» PROBLEM DETAILS
Copy all lines of the listing that include the string "School".

[start of LISTING]

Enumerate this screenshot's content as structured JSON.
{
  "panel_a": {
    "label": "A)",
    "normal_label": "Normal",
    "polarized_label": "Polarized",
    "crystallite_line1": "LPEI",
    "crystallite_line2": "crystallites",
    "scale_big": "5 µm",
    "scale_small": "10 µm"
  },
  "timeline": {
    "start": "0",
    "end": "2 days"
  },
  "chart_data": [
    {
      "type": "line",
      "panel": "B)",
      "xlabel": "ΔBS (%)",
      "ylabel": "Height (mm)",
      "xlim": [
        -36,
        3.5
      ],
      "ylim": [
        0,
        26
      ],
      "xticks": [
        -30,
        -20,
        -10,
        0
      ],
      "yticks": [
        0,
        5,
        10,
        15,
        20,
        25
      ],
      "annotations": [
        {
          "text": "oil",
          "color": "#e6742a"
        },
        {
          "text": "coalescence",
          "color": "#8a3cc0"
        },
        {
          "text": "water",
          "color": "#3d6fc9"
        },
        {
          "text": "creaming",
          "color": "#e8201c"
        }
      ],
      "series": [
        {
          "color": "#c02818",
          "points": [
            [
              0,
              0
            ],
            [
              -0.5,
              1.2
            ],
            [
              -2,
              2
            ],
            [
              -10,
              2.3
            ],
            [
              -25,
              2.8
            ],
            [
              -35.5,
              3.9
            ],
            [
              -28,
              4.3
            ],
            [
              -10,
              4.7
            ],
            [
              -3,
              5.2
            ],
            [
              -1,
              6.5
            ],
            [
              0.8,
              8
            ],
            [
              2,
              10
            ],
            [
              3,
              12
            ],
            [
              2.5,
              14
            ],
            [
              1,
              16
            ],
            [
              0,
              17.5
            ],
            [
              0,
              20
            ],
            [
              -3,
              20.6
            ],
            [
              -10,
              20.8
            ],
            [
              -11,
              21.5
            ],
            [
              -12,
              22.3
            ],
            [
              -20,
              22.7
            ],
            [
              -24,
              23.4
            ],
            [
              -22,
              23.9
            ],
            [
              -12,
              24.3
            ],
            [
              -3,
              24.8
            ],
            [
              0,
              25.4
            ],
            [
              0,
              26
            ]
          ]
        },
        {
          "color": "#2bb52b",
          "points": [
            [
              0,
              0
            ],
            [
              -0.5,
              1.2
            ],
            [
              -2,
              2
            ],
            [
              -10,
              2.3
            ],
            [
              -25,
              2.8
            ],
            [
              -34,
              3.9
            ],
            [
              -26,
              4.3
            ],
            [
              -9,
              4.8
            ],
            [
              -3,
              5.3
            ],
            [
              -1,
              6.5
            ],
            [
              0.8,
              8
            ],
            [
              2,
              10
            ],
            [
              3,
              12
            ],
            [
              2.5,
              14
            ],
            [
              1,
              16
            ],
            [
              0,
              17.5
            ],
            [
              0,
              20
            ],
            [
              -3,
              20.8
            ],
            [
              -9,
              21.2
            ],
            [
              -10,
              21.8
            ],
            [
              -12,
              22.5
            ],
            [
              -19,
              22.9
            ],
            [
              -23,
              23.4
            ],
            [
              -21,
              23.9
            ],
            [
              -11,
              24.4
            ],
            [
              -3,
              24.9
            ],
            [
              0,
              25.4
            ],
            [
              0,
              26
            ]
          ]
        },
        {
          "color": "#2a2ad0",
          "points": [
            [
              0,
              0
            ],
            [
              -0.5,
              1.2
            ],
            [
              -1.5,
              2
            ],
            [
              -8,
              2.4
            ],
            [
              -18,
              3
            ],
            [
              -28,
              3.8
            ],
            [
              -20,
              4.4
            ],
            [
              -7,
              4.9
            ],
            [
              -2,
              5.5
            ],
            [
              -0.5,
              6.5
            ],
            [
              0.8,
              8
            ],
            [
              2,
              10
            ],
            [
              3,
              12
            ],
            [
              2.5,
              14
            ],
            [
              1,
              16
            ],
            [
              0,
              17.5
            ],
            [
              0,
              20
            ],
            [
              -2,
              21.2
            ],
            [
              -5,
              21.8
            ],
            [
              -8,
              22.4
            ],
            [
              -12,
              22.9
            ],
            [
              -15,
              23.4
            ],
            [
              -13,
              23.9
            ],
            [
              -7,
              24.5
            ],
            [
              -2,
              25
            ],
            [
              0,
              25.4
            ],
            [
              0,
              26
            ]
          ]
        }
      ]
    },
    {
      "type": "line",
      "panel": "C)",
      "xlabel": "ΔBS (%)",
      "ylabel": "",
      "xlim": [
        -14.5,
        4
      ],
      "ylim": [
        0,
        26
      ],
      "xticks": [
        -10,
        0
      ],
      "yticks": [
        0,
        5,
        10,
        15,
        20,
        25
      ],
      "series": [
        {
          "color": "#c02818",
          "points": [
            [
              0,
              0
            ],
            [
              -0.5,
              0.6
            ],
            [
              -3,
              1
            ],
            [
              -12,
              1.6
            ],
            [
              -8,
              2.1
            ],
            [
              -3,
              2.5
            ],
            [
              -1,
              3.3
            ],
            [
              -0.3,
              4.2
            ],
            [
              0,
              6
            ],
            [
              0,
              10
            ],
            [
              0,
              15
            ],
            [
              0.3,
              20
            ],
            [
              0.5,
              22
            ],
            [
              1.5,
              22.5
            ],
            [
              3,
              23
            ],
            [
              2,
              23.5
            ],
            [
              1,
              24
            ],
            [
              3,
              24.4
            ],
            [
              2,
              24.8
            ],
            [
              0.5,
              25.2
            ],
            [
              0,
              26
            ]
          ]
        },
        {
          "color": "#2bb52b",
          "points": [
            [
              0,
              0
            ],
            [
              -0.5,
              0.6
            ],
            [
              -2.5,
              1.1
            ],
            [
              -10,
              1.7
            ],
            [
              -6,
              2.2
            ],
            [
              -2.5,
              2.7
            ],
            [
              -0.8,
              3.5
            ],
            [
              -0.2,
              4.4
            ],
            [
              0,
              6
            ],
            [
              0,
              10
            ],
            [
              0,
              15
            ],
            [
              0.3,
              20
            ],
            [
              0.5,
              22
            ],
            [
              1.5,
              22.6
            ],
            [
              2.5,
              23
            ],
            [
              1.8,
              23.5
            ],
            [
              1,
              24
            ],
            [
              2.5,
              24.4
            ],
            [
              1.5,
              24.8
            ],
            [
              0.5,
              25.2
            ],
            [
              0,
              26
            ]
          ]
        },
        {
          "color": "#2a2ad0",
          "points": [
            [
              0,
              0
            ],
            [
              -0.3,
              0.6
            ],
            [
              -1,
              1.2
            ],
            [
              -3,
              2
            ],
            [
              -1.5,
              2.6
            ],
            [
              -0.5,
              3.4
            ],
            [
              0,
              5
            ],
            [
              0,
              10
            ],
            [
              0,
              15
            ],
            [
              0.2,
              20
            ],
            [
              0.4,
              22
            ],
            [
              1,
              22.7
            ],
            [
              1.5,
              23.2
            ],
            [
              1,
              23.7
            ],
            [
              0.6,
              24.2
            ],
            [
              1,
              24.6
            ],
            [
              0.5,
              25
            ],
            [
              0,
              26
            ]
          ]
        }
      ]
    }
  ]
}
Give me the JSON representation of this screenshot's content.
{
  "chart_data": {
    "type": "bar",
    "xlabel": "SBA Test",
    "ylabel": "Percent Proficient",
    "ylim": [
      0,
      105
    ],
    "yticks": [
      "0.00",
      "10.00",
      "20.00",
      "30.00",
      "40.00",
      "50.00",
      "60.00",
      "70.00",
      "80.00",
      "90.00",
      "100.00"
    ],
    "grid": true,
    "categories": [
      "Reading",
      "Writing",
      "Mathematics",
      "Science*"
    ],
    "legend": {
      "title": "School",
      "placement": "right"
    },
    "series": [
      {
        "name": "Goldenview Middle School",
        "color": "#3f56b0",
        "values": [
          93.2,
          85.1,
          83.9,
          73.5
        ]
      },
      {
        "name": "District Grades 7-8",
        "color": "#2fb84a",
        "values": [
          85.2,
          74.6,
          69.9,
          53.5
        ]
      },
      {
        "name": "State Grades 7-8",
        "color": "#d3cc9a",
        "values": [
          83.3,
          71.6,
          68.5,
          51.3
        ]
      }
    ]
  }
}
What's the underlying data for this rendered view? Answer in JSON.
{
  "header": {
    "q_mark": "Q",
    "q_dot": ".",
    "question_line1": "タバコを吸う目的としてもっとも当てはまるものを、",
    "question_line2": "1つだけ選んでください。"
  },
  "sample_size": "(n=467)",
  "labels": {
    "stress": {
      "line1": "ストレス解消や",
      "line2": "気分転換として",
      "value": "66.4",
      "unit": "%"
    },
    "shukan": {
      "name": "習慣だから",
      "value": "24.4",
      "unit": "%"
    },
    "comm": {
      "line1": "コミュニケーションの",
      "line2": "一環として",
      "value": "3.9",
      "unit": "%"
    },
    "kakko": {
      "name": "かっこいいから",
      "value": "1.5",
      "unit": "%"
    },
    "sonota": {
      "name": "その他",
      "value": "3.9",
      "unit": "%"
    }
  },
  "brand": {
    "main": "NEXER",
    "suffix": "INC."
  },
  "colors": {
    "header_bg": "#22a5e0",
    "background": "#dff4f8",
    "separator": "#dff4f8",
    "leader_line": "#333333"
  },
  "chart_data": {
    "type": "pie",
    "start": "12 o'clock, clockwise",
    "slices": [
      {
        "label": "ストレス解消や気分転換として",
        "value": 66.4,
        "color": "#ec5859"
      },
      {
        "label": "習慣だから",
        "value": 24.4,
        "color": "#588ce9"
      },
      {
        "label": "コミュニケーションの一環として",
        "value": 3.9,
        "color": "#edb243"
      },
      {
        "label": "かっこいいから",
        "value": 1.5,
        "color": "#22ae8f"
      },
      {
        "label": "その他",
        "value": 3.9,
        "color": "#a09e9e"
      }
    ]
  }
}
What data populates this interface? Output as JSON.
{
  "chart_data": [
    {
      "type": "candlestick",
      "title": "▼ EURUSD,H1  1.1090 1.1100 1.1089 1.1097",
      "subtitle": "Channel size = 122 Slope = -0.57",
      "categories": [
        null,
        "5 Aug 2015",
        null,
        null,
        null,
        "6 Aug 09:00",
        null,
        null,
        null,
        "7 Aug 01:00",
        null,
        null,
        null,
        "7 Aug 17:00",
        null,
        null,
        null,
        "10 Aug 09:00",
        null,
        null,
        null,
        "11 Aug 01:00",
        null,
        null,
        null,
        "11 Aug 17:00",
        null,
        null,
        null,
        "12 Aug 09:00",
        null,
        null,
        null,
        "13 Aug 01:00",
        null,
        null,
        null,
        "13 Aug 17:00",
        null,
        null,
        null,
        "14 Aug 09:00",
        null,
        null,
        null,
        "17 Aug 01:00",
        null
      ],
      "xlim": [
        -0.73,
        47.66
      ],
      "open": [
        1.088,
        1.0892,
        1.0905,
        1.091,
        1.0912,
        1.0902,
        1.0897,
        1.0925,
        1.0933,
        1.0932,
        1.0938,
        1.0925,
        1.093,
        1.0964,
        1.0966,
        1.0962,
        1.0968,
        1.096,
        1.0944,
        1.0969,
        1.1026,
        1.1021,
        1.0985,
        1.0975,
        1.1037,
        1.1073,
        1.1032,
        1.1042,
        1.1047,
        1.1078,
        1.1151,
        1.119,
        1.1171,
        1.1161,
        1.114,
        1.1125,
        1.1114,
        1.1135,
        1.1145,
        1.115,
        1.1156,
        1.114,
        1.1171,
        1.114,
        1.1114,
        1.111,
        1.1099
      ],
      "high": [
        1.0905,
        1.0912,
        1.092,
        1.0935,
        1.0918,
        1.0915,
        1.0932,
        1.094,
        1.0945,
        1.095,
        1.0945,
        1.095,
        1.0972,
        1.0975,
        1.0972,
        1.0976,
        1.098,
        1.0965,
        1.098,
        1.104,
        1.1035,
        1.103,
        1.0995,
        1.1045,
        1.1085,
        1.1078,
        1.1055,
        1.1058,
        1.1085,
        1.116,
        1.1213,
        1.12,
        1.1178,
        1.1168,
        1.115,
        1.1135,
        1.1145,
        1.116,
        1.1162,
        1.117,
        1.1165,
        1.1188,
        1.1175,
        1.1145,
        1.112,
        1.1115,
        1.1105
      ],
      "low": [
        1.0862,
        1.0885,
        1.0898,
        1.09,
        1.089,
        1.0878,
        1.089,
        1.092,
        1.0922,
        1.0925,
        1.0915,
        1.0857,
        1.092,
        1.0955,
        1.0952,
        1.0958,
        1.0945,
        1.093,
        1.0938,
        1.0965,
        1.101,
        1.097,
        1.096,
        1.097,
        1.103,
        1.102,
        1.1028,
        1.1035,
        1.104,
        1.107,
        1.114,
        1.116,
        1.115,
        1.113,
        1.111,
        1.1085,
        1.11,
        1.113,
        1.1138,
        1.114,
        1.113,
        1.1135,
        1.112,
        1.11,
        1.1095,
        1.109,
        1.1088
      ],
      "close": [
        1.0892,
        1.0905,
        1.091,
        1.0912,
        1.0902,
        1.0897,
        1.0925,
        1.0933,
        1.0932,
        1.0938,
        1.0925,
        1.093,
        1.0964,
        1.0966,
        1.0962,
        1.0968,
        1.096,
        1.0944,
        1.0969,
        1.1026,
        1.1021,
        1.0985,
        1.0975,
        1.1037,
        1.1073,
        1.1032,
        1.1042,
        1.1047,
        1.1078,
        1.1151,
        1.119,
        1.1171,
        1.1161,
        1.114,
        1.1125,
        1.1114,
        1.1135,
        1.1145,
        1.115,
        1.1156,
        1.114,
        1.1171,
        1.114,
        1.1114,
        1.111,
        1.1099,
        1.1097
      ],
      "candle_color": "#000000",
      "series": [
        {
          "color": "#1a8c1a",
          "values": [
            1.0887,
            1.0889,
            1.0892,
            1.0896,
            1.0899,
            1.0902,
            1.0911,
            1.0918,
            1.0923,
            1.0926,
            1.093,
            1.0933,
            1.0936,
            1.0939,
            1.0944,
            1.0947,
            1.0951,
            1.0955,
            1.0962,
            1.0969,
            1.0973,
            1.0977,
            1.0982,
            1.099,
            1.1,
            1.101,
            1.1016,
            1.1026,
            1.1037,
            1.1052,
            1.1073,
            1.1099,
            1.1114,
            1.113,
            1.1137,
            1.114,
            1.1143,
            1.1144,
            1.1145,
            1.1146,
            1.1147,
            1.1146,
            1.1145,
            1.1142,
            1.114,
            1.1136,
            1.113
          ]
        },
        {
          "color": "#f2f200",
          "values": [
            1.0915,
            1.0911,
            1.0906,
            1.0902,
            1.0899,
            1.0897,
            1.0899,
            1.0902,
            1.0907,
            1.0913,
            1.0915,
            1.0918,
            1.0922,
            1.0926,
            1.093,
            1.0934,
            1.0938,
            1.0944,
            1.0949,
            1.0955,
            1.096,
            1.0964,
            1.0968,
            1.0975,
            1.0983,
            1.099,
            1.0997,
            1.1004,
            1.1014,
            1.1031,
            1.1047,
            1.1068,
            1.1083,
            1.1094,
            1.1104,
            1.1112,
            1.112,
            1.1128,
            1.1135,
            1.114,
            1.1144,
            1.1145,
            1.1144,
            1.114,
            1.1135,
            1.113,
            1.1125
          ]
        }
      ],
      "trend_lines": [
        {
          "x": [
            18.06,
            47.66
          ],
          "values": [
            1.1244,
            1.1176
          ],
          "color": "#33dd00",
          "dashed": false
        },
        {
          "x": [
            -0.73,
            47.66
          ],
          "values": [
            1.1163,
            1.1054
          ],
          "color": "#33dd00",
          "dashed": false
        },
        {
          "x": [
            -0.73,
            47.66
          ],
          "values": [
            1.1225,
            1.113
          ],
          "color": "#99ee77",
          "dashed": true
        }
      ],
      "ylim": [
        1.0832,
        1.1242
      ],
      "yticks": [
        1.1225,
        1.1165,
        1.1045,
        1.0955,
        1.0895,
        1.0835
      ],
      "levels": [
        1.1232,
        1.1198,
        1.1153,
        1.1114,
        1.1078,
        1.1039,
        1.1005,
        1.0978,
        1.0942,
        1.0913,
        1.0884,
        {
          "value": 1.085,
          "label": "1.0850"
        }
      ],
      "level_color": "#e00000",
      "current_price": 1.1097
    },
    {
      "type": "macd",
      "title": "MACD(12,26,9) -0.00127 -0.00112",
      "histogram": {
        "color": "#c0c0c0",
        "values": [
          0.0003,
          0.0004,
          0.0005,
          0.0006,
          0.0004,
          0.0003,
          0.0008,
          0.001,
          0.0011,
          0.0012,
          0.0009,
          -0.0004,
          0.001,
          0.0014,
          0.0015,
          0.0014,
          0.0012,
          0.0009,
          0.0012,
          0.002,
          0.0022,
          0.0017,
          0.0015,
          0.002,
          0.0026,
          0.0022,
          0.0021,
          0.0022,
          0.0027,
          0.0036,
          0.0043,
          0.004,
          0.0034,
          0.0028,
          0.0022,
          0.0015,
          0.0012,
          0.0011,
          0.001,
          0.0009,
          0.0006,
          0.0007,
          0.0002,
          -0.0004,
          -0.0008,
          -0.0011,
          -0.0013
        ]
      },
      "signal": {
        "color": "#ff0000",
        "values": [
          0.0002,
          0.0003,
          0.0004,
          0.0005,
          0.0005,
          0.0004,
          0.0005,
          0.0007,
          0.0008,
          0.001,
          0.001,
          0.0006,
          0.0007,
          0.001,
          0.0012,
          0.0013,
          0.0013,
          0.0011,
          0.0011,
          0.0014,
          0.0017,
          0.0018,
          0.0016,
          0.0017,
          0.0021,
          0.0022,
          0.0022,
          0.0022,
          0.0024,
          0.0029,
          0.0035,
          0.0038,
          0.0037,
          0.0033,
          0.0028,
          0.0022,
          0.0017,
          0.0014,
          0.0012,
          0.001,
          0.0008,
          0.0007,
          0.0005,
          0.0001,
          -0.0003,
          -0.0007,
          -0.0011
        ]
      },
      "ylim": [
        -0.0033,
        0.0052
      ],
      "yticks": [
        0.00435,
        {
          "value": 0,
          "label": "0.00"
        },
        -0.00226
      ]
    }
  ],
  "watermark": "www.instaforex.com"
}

[end of LISTING]

» RESPONSE
      "title": "School",
        "name": "Goldenview Middle School",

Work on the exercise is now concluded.